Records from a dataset
================

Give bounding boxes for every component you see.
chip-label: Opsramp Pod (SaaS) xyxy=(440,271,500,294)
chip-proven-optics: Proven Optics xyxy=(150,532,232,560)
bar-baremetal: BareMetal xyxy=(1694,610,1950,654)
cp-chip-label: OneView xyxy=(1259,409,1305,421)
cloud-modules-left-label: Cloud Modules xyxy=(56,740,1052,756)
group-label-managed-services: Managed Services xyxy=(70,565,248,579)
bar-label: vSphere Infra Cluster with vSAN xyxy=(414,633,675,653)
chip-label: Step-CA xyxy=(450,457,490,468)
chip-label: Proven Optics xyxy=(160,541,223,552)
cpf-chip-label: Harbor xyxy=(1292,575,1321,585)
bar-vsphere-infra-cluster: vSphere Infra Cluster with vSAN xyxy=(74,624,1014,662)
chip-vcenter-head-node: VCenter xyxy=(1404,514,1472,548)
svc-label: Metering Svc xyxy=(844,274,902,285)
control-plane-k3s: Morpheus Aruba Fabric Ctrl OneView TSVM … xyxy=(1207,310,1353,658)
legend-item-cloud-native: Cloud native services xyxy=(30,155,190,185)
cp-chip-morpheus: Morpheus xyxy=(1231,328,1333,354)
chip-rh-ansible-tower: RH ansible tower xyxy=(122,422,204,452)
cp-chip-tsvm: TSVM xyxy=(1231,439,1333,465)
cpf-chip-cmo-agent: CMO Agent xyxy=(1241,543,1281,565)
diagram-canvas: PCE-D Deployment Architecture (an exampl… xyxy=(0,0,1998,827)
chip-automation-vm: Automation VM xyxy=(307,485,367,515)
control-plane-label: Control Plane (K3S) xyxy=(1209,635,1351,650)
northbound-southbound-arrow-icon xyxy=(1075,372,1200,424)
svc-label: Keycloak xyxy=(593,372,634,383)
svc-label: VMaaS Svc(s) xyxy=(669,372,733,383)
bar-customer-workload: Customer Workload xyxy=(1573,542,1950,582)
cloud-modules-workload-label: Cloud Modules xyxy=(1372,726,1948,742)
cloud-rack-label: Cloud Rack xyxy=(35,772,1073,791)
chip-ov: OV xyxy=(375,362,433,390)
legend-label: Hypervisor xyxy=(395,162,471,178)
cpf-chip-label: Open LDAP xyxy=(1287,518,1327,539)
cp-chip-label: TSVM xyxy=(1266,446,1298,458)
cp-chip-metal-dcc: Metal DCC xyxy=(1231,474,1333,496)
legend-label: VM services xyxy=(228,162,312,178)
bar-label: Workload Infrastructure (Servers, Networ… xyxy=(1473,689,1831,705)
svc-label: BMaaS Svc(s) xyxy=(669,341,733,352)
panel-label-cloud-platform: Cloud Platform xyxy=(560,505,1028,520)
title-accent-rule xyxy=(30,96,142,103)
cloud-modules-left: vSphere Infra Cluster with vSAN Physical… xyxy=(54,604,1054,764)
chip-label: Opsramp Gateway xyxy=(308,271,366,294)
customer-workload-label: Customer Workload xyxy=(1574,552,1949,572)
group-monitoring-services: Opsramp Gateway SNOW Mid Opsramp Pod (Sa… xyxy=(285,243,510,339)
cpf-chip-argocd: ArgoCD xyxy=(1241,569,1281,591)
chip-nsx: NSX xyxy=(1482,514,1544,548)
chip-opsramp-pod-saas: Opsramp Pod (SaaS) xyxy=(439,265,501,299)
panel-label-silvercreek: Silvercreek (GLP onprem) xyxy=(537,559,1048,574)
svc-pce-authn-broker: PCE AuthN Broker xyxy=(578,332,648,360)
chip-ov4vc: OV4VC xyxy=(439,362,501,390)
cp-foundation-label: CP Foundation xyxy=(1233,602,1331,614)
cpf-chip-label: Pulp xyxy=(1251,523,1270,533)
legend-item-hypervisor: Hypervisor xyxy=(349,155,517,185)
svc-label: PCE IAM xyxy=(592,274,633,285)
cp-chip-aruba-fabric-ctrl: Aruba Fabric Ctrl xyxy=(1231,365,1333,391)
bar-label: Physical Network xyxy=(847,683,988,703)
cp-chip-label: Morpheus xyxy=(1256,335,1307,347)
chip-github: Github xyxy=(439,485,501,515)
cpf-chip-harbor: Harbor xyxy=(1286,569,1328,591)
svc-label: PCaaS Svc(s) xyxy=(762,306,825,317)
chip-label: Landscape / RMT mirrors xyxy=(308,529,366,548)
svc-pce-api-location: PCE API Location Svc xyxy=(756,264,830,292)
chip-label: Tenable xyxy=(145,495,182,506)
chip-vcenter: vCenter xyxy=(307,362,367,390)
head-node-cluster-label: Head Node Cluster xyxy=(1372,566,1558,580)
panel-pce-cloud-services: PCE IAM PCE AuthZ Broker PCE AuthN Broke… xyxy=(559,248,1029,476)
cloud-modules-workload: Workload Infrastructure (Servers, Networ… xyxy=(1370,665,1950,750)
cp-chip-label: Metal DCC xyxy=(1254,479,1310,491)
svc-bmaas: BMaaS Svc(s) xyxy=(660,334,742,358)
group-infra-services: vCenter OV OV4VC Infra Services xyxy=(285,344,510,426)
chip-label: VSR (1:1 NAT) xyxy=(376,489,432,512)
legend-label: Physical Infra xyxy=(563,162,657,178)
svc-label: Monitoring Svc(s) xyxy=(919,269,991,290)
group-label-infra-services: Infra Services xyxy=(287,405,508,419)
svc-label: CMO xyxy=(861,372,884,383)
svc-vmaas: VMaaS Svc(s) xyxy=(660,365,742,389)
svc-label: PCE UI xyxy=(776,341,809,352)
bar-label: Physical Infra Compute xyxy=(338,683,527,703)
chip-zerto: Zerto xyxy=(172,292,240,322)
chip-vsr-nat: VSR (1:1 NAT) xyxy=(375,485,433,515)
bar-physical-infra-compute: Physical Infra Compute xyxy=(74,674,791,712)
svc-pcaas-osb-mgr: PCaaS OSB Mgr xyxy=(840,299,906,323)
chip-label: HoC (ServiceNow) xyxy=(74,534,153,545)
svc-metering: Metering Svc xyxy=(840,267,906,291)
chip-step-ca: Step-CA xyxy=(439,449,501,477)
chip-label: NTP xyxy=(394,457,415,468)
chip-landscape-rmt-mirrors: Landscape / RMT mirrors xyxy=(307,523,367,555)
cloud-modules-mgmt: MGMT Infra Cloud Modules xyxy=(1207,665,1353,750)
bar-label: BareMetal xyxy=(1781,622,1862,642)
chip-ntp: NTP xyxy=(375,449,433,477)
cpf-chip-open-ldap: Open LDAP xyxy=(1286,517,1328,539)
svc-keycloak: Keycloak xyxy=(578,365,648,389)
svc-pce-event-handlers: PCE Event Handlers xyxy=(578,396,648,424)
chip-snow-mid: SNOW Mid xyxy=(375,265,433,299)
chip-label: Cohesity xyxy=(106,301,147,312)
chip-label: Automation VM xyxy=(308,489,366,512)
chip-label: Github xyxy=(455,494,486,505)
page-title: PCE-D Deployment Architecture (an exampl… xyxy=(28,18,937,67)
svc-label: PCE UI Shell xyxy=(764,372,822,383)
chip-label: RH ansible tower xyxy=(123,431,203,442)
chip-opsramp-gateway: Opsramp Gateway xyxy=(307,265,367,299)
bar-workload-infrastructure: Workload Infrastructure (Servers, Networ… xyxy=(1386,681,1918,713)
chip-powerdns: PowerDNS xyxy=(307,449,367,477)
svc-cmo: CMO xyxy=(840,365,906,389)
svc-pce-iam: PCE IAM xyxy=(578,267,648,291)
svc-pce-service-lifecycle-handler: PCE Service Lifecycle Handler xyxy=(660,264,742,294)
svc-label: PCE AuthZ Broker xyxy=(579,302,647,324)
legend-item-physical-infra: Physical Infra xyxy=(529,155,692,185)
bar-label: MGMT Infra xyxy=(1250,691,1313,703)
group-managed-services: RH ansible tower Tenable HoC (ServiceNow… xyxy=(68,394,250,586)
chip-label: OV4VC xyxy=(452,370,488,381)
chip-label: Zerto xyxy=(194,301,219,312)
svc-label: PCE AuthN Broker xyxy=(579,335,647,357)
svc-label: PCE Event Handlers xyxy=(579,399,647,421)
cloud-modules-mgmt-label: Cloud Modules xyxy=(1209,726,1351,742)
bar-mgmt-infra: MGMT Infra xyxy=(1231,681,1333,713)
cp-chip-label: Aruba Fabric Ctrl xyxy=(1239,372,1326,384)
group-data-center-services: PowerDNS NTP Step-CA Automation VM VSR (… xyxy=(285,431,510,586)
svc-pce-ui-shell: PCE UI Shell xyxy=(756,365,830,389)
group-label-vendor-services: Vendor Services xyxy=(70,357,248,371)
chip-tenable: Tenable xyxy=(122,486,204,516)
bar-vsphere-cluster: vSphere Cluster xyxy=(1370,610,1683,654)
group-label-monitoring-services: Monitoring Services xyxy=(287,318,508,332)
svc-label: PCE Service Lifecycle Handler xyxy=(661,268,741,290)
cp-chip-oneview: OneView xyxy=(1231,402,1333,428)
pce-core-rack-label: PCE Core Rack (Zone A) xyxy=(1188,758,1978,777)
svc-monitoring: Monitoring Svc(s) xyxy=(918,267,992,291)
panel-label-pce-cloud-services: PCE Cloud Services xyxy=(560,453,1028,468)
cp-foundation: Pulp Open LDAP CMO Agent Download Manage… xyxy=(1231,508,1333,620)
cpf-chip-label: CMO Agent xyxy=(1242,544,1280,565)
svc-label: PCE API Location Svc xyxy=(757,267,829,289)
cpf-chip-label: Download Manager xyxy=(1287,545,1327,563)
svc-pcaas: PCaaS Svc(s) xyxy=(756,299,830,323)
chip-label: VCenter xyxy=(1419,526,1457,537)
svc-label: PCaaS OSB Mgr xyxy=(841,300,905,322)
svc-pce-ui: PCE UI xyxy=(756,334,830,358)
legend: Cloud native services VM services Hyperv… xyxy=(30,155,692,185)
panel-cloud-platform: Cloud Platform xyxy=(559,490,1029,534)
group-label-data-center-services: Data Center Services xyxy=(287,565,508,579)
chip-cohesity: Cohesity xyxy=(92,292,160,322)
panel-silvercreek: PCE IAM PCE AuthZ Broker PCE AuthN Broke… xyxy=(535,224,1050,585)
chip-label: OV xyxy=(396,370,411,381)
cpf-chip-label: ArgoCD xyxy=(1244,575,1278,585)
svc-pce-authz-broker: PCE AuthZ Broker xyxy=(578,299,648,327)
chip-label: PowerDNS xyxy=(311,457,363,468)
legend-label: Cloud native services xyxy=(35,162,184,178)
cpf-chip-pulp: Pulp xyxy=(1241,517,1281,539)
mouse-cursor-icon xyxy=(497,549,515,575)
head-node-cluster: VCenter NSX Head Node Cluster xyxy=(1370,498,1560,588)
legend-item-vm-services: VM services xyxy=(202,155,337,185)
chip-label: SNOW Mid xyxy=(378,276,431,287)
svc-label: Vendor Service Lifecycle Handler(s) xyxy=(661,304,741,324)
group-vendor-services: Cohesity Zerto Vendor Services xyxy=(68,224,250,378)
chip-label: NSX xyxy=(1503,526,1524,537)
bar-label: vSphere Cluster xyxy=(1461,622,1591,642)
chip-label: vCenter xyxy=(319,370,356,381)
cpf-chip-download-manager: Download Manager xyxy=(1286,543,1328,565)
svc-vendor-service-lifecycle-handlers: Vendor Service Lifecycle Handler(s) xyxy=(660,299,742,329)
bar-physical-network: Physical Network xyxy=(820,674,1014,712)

================

## Instruction
How many of the lines above contain the string "foundation"? Reply with the number only.

## Full output
2